Stated problem:
Tally the lines in the following entries that include the word "image"; state only the total.

[Figure dataset records]
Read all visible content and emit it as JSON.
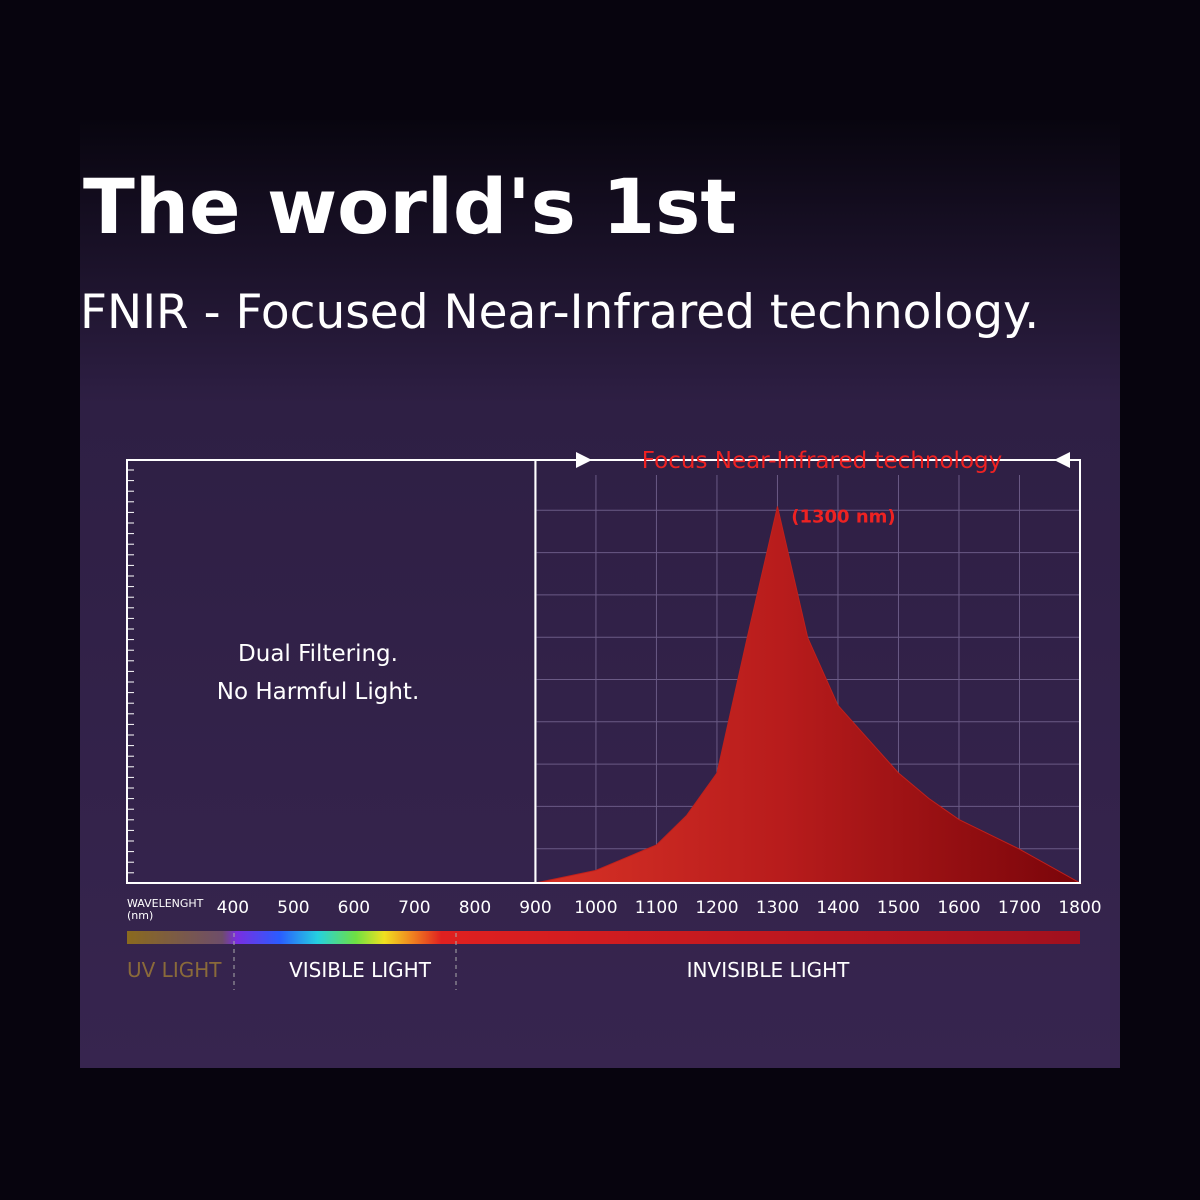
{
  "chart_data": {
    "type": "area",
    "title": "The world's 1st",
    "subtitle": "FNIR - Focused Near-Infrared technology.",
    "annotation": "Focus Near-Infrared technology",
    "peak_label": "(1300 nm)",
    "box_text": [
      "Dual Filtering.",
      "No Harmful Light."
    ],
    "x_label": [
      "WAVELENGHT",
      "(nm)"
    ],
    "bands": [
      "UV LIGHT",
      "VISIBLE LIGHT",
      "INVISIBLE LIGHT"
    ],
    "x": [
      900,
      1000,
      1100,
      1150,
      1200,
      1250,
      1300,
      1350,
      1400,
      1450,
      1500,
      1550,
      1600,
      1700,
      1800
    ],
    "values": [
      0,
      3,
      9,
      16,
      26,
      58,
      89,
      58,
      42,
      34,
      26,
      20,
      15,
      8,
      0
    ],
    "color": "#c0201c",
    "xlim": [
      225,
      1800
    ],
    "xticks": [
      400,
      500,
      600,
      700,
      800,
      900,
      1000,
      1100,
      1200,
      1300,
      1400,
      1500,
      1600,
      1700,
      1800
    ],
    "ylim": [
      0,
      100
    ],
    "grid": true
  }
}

* * *

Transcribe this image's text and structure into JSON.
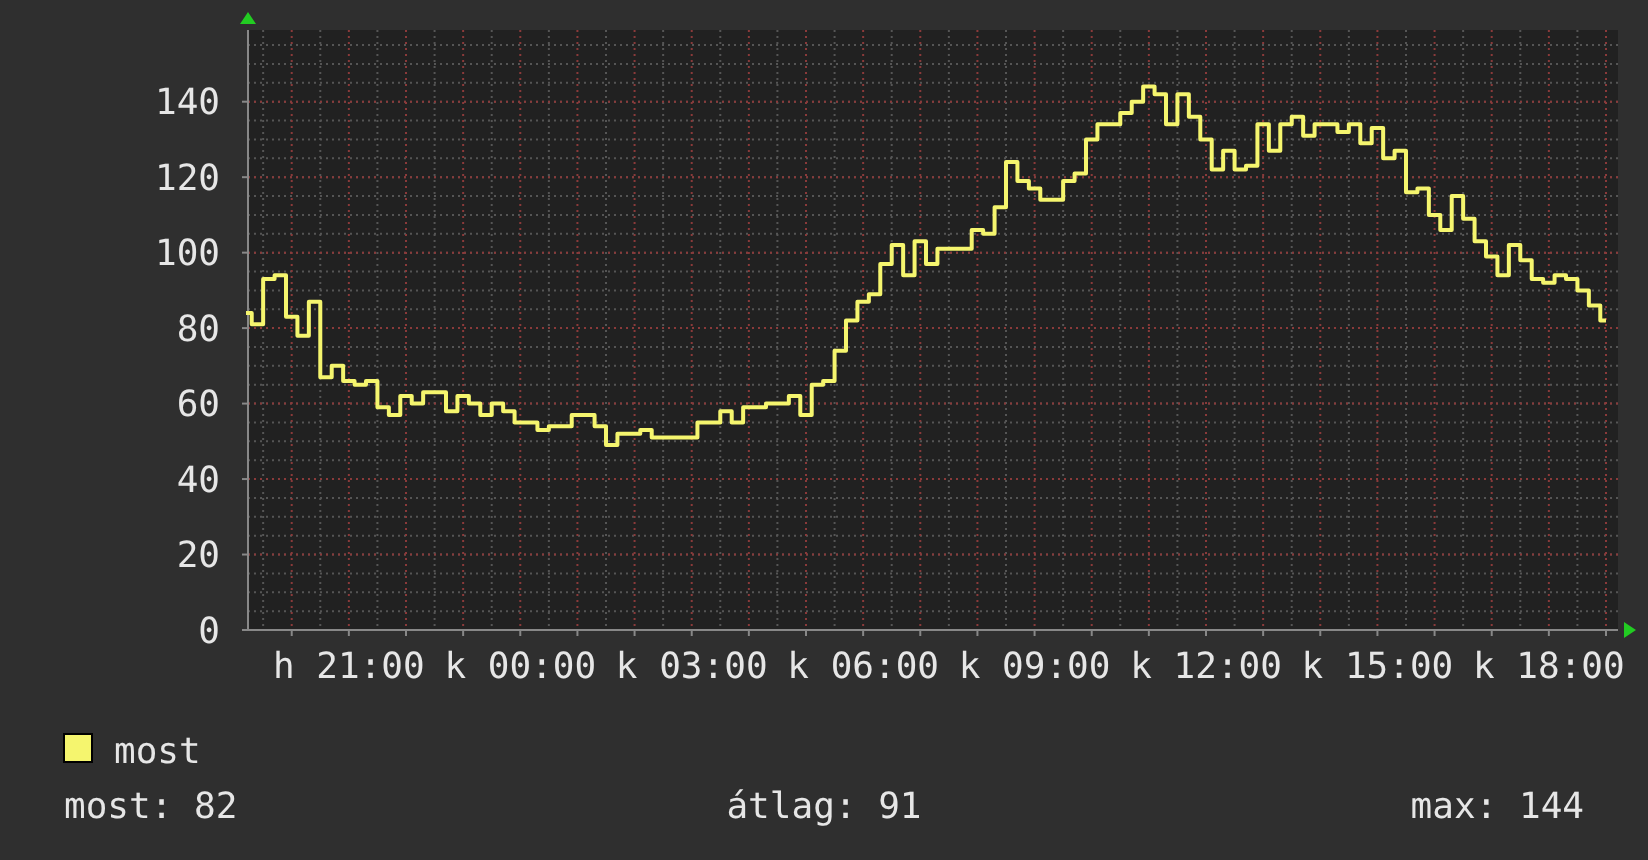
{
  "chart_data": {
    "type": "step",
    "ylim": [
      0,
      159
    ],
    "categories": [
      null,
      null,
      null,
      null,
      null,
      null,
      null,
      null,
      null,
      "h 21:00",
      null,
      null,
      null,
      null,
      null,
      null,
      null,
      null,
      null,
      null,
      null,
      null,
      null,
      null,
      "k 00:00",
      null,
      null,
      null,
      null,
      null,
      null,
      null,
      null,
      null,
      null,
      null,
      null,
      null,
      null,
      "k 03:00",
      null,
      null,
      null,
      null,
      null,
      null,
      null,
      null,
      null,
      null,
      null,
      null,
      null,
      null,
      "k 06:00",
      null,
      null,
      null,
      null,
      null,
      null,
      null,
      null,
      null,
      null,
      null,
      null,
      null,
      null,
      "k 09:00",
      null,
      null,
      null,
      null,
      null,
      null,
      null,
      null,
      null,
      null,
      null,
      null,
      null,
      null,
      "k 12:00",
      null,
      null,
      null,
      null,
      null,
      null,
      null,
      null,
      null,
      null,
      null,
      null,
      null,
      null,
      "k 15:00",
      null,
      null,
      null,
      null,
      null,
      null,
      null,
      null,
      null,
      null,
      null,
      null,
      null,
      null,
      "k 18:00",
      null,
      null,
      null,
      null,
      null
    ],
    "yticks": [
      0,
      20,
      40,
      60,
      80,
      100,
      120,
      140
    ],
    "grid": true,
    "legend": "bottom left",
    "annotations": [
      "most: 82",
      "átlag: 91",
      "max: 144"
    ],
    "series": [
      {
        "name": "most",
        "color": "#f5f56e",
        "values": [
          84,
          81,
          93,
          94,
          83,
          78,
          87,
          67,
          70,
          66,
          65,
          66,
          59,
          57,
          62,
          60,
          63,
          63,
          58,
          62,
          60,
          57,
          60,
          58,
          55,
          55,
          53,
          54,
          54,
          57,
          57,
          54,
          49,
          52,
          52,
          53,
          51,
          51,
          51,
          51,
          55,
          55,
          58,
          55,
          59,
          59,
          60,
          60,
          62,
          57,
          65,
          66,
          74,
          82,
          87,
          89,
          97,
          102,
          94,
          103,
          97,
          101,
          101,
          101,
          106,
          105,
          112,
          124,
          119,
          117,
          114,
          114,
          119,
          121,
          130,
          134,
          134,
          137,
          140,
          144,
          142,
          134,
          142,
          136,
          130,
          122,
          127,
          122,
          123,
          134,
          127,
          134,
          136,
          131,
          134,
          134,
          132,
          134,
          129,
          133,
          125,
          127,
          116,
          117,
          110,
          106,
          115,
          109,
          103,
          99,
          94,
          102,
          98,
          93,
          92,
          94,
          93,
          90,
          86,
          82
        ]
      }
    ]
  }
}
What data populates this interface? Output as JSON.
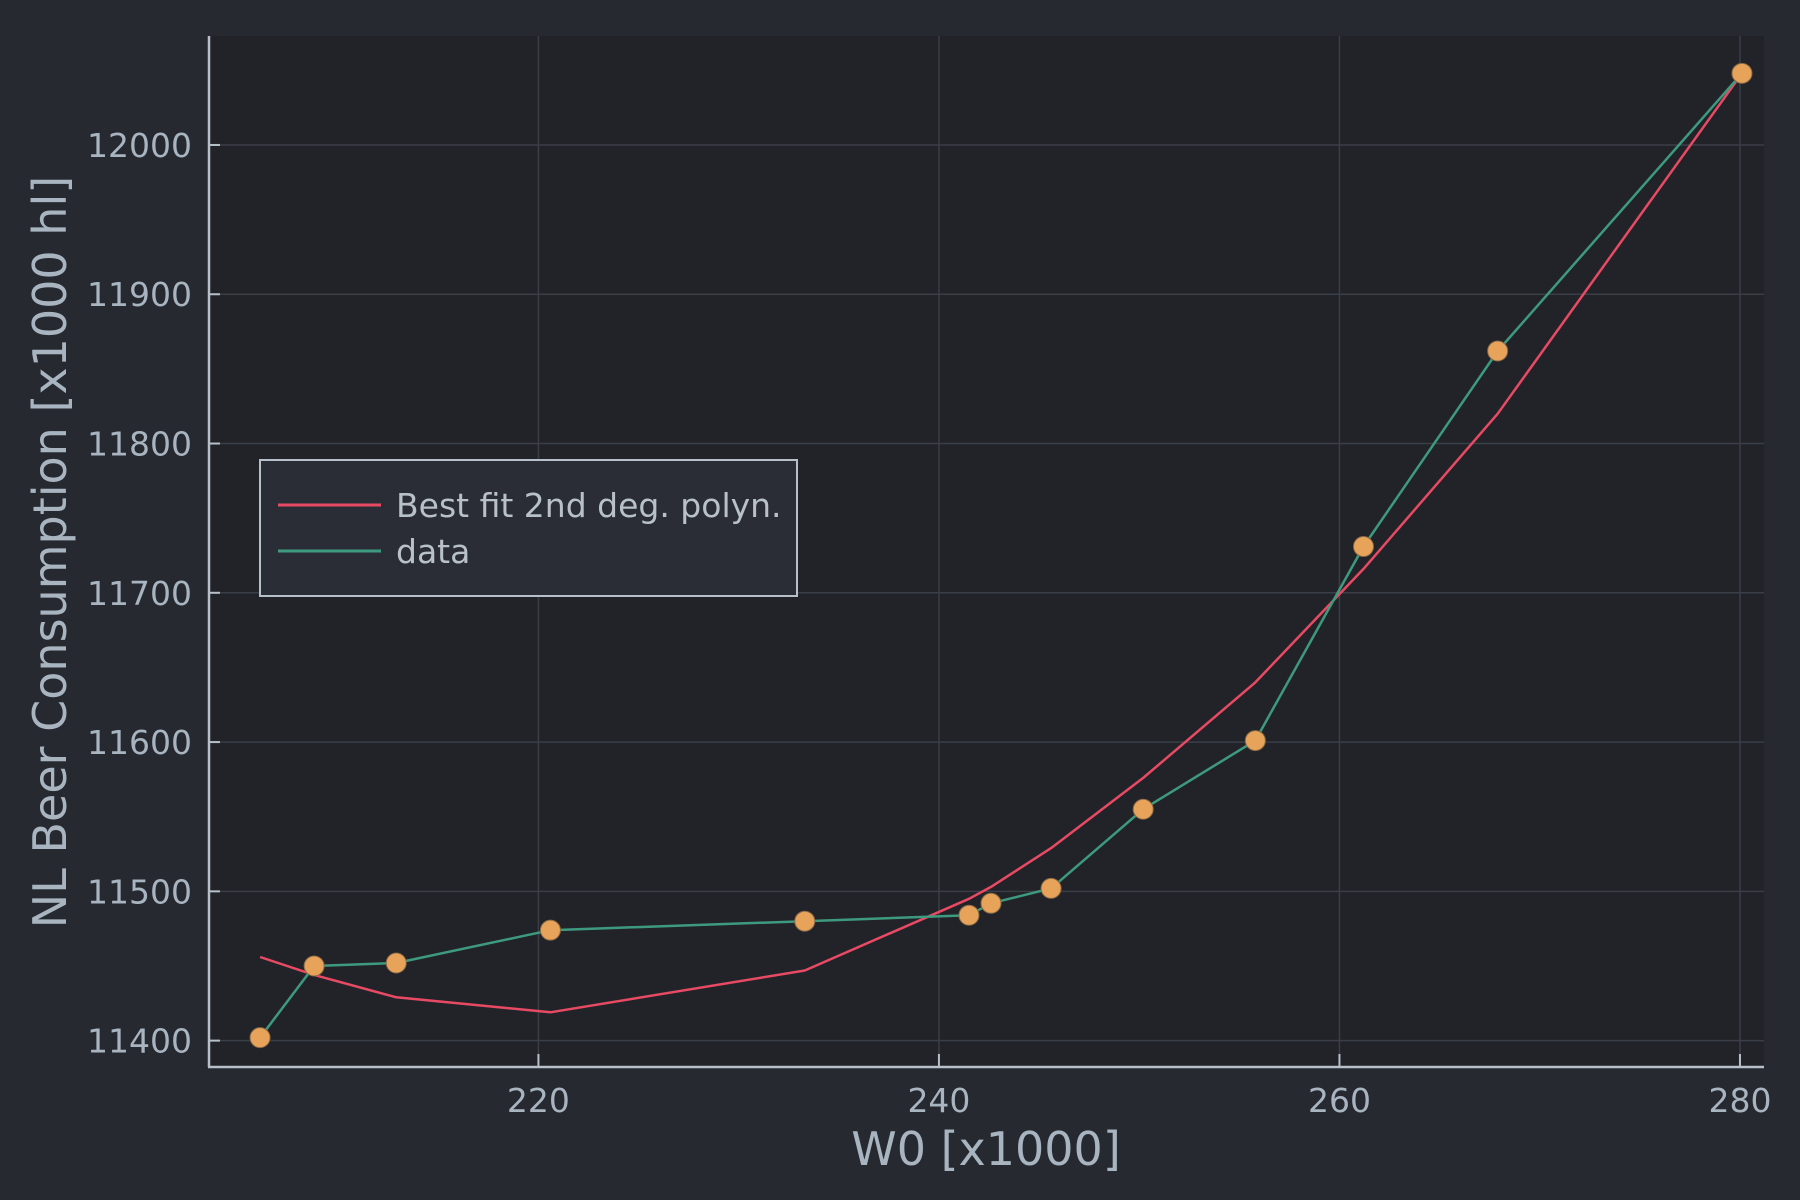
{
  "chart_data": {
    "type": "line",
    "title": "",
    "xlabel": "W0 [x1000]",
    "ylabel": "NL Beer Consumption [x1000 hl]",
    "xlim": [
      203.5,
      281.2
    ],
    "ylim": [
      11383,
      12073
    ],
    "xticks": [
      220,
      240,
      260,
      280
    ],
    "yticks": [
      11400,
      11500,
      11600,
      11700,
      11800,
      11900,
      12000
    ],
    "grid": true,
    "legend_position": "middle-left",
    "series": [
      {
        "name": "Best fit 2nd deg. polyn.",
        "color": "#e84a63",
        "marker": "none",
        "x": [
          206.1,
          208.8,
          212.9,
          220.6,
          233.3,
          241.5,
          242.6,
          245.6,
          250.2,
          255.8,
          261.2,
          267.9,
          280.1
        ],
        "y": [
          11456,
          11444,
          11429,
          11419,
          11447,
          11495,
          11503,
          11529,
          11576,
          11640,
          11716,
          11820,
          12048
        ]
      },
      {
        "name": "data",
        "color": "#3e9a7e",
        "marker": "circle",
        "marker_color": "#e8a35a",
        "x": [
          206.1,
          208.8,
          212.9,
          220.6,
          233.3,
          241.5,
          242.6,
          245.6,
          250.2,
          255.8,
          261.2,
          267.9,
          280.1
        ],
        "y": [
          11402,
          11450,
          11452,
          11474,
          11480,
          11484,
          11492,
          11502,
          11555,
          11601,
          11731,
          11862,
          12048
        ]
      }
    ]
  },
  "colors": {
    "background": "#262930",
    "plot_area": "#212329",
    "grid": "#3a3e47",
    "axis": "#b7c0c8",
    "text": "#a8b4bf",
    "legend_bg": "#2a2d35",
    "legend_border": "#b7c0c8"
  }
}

...

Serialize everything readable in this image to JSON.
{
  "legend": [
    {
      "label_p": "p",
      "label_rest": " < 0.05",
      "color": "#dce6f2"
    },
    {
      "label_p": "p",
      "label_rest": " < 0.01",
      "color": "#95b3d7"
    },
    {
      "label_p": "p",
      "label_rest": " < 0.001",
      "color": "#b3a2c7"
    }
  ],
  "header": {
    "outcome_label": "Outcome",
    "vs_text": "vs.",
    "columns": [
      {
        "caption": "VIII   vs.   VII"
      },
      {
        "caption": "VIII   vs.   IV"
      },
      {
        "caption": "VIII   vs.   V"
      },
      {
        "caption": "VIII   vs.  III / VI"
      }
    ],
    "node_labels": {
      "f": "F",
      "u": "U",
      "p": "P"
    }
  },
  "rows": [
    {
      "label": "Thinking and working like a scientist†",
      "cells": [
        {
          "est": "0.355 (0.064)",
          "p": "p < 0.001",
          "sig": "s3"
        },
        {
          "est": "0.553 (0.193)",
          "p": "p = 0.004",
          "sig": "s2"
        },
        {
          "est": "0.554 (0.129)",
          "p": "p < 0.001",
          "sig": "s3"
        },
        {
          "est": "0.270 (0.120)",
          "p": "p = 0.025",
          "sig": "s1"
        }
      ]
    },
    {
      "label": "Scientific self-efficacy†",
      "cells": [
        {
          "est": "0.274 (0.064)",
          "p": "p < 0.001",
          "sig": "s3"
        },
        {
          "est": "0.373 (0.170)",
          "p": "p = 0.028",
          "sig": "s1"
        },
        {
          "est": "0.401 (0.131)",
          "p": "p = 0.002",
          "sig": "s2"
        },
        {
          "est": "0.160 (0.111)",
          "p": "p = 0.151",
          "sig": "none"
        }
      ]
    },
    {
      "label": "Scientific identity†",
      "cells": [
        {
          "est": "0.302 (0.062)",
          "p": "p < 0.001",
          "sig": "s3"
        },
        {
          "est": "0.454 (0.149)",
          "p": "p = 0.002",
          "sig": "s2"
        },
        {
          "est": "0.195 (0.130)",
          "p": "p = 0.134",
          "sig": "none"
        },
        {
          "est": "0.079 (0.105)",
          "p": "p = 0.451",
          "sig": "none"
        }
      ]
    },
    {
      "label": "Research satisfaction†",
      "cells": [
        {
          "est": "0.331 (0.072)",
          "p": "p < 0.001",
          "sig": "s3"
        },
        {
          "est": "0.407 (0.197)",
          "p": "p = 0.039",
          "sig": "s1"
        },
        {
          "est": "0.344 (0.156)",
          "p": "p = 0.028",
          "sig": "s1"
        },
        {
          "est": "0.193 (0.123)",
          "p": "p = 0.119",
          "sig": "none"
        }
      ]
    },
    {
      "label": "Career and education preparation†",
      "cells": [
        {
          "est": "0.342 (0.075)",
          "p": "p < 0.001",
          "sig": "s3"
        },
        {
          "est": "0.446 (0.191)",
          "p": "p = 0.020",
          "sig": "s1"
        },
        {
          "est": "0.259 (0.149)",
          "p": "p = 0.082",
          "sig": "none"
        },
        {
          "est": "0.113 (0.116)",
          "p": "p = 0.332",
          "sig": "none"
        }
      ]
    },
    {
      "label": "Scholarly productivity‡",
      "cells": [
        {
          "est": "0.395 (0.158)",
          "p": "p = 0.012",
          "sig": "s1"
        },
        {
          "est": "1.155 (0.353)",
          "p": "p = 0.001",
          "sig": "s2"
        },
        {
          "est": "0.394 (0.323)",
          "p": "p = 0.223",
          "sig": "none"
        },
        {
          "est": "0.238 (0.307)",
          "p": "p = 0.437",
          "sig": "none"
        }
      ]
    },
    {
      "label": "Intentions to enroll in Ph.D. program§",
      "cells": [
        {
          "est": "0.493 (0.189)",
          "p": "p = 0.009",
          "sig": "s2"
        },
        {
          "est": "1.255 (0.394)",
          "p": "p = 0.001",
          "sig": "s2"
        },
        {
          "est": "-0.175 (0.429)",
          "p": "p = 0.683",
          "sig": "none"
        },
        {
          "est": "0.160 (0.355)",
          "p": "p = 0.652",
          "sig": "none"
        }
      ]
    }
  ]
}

Result for this exercise:
2